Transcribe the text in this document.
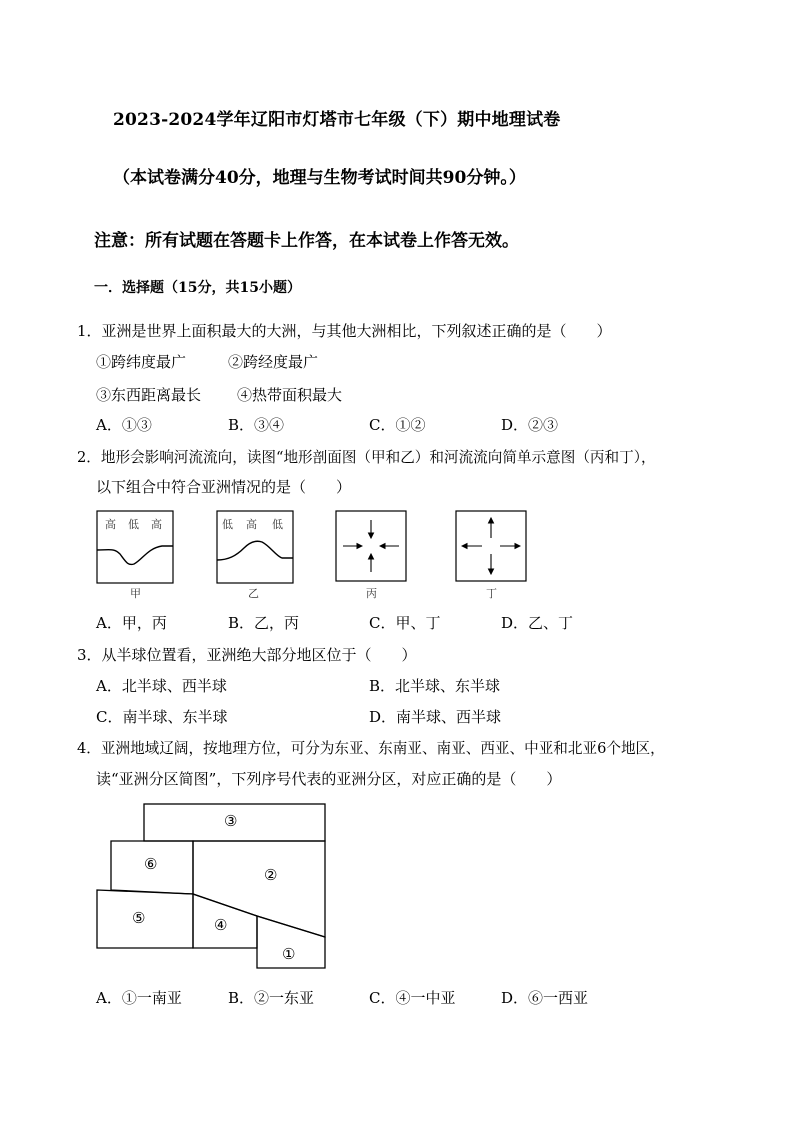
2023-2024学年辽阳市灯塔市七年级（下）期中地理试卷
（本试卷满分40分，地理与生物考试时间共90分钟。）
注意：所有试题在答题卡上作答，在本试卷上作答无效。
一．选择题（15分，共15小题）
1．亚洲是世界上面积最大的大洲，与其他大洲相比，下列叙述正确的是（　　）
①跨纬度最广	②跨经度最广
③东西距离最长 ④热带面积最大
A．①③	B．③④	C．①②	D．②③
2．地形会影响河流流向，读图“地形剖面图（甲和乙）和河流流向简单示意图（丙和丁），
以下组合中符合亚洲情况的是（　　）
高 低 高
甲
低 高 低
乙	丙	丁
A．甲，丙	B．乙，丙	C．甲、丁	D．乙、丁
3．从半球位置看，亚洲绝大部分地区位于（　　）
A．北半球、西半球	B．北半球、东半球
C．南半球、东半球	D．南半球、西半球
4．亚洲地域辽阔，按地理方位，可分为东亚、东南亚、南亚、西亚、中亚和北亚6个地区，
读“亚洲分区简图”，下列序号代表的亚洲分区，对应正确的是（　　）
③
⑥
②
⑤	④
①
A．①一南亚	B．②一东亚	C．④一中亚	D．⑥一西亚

───

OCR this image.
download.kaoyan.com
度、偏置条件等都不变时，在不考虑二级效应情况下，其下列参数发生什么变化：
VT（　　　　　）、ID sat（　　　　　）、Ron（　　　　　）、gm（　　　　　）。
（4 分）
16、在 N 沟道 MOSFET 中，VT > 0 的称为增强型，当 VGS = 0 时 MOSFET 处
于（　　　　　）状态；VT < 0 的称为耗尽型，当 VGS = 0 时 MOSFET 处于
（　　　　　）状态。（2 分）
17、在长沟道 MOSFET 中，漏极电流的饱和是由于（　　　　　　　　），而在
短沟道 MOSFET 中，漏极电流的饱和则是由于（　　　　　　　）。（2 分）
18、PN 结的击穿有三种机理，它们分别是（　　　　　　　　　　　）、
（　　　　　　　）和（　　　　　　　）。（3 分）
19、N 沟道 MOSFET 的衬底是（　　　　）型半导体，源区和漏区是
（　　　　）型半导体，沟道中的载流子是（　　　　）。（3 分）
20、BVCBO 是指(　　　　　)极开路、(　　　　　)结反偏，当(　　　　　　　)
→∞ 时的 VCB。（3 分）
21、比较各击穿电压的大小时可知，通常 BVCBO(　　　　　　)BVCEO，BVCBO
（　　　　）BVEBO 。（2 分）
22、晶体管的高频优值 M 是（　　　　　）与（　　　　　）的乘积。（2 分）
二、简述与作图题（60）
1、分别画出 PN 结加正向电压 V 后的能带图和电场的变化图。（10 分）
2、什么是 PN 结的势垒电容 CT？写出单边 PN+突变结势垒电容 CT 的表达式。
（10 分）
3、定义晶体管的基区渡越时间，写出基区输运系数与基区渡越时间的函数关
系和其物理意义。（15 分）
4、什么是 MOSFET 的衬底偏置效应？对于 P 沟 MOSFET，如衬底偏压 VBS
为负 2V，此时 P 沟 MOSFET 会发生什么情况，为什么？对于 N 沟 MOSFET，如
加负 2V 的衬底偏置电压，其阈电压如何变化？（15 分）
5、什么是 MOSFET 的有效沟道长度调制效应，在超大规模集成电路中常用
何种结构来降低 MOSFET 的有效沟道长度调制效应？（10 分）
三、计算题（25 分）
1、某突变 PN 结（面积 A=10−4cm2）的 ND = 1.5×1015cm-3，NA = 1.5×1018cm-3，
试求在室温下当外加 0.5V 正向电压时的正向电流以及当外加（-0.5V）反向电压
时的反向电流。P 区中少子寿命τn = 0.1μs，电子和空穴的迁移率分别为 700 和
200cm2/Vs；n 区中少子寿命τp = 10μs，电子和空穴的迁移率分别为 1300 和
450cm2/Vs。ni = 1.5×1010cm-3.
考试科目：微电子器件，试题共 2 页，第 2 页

───

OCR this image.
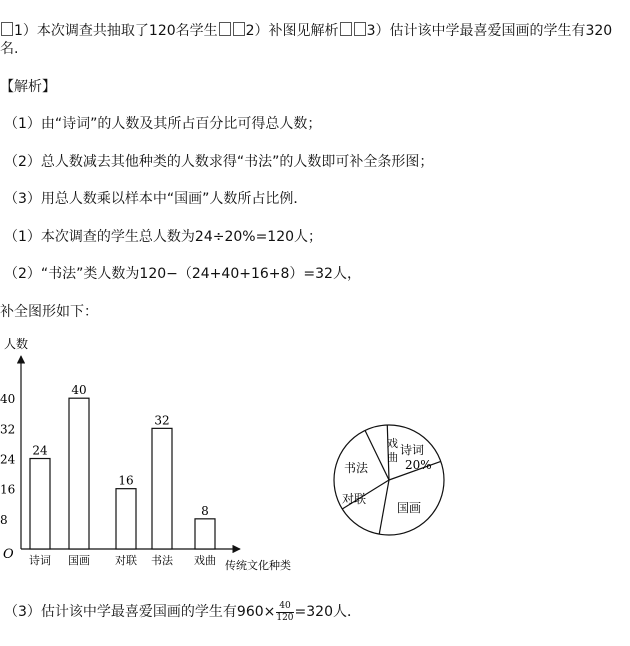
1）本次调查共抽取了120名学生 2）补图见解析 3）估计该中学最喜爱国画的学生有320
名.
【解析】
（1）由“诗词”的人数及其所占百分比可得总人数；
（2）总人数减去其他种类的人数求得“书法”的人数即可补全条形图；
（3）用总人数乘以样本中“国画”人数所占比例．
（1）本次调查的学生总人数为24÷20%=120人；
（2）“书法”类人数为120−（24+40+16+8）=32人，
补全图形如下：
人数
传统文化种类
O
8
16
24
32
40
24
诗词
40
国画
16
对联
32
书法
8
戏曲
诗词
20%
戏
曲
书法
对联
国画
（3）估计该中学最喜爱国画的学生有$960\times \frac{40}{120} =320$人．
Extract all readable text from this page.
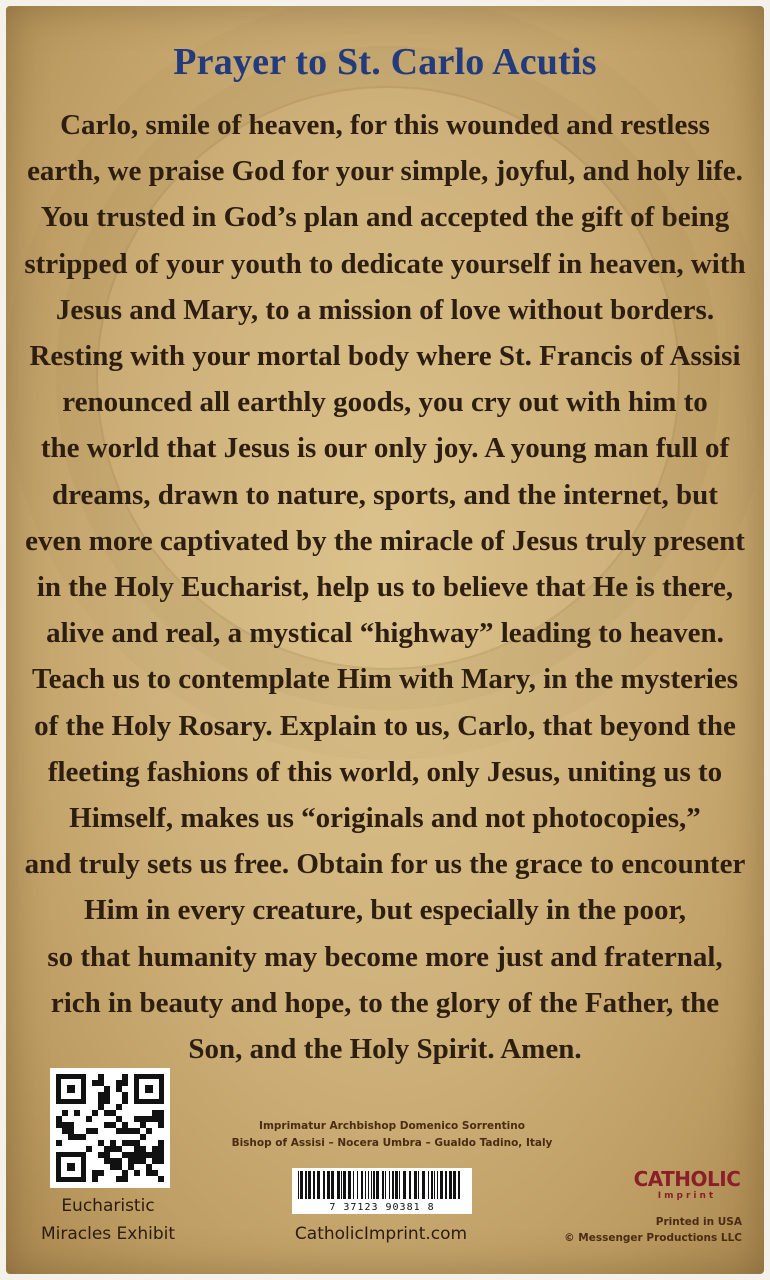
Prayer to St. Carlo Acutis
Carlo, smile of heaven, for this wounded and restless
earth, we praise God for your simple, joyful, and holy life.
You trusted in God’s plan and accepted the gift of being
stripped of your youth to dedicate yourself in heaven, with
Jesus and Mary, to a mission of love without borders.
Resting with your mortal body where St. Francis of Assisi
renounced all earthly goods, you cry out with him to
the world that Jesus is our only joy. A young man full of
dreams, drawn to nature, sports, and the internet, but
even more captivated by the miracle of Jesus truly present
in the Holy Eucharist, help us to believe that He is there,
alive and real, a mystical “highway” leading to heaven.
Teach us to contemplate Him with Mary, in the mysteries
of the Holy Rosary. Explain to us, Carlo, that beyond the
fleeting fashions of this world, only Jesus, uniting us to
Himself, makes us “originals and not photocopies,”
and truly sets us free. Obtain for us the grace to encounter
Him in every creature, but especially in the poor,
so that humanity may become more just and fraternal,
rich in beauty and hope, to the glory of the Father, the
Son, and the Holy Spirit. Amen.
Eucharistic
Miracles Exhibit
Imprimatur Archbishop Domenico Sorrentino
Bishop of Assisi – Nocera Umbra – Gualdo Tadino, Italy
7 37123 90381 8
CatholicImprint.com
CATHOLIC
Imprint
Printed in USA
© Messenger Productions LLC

───

To be done: Give only a number: how many lines of the data hold the string "truly"?

Reply: 2